● MATERIAL SUPPLIED:
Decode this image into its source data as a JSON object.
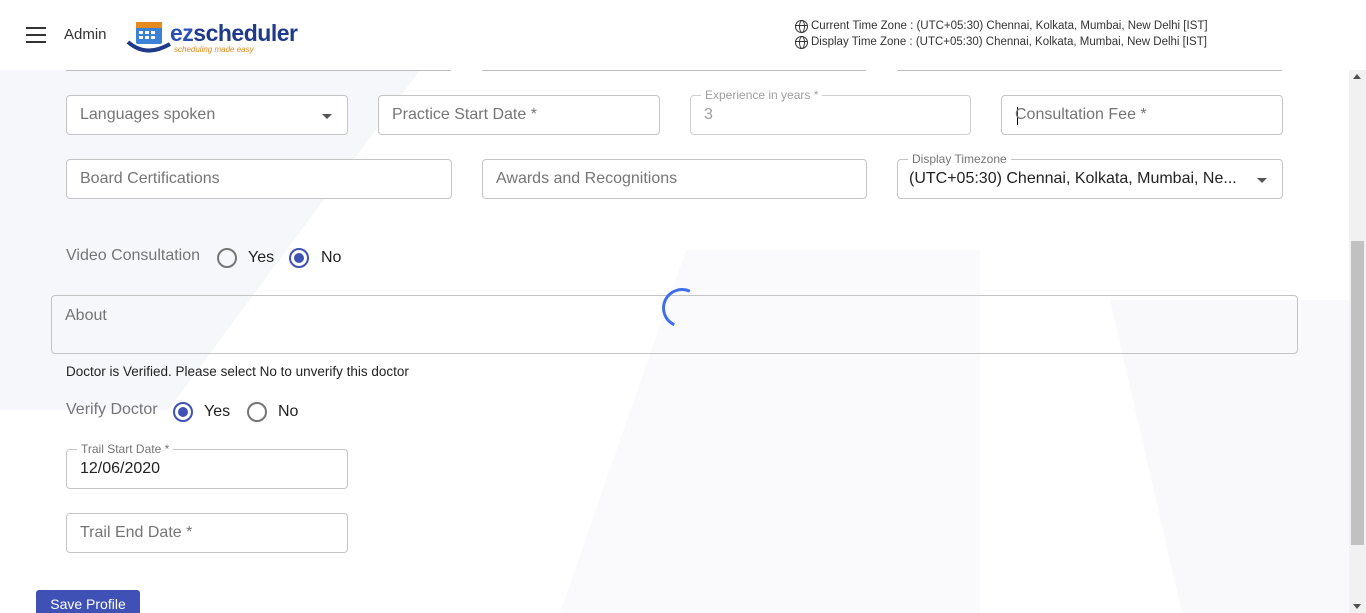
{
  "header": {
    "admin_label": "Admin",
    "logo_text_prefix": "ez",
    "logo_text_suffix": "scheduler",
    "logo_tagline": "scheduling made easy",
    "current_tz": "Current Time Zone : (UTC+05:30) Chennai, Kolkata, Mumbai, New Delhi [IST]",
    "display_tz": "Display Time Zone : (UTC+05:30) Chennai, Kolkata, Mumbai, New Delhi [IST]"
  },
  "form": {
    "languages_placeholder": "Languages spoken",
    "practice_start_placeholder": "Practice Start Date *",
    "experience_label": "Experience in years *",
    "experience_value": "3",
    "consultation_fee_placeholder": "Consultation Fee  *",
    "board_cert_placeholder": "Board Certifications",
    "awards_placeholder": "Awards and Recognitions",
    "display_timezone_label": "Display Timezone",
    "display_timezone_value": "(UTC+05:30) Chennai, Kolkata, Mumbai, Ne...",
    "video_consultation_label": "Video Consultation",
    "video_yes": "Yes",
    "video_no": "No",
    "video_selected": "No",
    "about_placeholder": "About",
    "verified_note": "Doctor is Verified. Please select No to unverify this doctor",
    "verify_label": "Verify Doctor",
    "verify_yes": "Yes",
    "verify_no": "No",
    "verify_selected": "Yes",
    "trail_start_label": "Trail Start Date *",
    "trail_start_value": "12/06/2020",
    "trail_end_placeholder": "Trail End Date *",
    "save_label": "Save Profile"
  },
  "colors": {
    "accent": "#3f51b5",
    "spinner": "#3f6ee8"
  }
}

---

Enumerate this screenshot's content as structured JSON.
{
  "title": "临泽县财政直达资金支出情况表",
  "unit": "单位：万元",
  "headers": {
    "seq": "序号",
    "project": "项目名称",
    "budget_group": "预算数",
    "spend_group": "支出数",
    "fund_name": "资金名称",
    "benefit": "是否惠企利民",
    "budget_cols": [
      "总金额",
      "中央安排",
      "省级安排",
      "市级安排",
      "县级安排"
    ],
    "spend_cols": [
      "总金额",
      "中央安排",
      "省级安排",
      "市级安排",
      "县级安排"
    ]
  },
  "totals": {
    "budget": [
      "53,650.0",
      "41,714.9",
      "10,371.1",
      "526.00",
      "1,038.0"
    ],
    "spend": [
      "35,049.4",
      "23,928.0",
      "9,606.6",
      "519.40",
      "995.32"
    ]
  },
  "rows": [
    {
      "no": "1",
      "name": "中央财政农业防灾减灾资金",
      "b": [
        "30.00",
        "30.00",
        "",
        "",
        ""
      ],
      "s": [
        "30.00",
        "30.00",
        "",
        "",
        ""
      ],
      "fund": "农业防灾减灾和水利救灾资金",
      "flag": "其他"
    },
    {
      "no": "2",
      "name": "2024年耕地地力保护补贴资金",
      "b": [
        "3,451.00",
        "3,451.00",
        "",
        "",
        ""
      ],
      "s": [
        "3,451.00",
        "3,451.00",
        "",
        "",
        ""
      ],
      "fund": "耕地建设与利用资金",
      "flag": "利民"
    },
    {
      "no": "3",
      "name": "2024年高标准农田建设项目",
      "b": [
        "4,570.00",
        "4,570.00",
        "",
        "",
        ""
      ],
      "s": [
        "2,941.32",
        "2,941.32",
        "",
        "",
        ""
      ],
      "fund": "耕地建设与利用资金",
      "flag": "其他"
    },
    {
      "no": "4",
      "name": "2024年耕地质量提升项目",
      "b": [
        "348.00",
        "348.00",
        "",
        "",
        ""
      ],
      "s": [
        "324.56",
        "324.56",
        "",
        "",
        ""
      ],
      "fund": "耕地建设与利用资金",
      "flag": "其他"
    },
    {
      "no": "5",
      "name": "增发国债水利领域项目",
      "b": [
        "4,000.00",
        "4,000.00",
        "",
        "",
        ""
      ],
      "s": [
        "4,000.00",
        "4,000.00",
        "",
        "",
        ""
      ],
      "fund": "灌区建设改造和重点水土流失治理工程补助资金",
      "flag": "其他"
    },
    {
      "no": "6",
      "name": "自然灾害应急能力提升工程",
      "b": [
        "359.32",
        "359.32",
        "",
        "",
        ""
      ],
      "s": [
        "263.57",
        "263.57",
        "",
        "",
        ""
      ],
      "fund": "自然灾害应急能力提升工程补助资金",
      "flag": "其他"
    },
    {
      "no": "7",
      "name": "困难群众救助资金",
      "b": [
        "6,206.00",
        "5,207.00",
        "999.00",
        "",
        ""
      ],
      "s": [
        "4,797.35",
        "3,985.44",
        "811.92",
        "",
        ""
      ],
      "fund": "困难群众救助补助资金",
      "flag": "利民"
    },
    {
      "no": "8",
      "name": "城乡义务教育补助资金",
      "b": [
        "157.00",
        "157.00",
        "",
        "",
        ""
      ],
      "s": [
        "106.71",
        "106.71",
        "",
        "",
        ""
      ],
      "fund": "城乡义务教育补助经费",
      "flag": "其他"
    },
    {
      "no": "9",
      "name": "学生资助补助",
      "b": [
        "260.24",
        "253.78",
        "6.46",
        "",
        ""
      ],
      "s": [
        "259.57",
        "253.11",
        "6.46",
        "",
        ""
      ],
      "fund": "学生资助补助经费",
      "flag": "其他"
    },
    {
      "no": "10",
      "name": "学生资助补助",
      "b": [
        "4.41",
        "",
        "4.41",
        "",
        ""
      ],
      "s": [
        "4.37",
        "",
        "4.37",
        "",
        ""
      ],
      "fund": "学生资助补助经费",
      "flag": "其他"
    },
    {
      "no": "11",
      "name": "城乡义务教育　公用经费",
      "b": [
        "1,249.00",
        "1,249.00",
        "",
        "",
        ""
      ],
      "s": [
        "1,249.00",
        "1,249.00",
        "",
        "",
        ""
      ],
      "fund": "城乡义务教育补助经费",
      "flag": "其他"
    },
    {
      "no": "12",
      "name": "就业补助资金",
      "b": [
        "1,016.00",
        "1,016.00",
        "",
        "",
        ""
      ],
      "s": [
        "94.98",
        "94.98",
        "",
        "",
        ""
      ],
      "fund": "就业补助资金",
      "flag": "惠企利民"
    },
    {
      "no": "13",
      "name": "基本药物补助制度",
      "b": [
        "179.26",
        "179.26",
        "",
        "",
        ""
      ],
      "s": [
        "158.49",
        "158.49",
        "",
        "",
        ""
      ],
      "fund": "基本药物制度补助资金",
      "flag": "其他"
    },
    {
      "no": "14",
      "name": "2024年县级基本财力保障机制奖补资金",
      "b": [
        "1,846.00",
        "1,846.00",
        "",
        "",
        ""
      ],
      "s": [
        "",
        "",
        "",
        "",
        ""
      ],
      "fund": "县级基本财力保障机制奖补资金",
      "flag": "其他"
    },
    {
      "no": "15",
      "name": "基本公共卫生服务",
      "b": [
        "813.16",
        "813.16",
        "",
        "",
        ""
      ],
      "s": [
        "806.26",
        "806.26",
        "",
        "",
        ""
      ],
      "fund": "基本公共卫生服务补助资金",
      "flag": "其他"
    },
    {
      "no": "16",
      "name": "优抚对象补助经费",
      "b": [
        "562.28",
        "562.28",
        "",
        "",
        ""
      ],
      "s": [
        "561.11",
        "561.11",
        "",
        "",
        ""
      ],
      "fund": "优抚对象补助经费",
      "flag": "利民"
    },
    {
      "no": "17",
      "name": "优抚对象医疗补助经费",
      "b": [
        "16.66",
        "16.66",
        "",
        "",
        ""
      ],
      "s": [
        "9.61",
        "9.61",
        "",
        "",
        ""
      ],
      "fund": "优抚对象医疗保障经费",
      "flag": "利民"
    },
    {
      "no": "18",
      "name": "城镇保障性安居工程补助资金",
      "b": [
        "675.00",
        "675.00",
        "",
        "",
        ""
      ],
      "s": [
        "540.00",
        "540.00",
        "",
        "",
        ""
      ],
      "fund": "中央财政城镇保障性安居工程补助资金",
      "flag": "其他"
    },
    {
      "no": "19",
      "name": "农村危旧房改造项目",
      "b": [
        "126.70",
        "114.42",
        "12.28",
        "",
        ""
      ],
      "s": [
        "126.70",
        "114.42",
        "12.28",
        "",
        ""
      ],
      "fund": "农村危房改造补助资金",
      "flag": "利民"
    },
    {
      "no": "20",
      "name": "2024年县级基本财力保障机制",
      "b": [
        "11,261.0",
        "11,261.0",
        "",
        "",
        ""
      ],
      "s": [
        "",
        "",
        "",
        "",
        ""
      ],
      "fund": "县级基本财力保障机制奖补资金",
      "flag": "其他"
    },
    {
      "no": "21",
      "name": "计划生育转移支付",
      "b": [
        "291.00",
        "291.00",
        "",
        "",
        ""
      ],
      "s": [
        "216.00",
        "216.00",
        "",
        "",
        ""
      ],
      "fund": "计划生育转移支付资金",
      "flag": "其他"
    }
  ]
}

● GOAL OF THE EXERCISE: All lines that include "Kolkata" are to be gathered and copied.

● SOLUTION:
    "current_tz": "Current Time Zone : (UTC+05:30) Chennai, Kolkata, Mumbai, New Delhi [IST]",
    "display_tz": "Display Time Zone : (UTC+05:30) Chennai, Kolkata, Mumbai, New Delhi [IST]"
    "display_timezone_value": "(UTC+05:30) Chennai, Kolkata, Mumbai, Ne...",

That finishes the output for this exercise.